Provide an exact reproduction of every entry.

--- Start ---

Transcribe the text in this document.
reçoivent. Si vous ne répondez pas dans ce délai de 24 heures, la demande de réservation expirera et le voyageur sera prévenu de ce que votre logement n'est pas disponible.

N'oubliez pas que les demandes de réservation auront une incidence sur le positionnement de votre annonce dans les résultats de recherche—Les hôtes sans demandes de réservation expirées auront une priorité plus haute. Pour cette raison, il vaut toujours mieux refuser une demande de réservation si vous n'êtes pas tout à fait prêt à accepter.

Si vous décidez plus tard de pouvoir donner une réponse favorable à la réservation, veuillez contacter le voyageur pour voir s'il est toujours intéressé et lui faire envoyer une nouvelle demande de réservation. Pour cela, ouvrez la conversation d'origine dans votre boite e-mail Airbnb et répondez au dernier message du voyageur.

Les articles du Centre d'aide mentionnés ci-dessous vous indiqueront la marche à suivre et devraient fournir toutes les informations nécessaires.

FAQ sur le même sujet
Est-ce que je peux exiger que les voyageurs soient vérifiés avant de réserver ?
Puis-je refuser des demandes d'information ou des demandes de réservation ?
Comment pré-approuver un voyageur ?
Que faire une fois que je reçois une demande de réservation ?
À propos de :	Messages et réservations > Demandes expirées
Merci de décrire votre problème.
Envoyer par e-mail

--- End ---

*Exercise response*.
Transcribe the text in this document.
reçoivent. Si vous ne répondez pas dans ce délai de 24 heures, la demande de réservation expirera et le voyageur sera prévenu de ce que votre logement n'est pas disponible.

N'oubliez pas que les demandes de réservation auront une incidence sur le positionnement de votre annonce dans les résultats de recherche—Les hôtes sans demandes de réservation expirées auront une priorité plus haute. Pour cette raison, il vaut toujours mieux refuser une demande de réservation si vous n'êtes pas tout à fait prêt à accepter.

Si vous décidez plus tard de pouvoir donner une réponse favorable à la réservation, veuillez contacter le voyageur pour voir s'il est toujours intéressé et lui faire envoyer une nouvelle demande de réservation. Pour cela, ouvrez la conversation d'origine dans votre boite e-mail Airbnb et répondez au dernier message du voyageur.

Les articles du Centre d'aide mentionnés ci-dessous vous indiqueront la marche à suivre et devraient fournir toutes les informations nécessaires.

FAQ sur le même sujet
Est-ce que je peux exiger que les voyageurs soient vérifiés avant de réserver ?
Puis-je refuser des demandes d'information ou des demandes de réservation ?
Comment pré-approuver un voyageur ?
Que faire une fois que je reçois une demande de réservation ?
À propos de :	Messages et réservations > Demandes expirées
Merci de décrire votre problème.
Envoyer par e-mail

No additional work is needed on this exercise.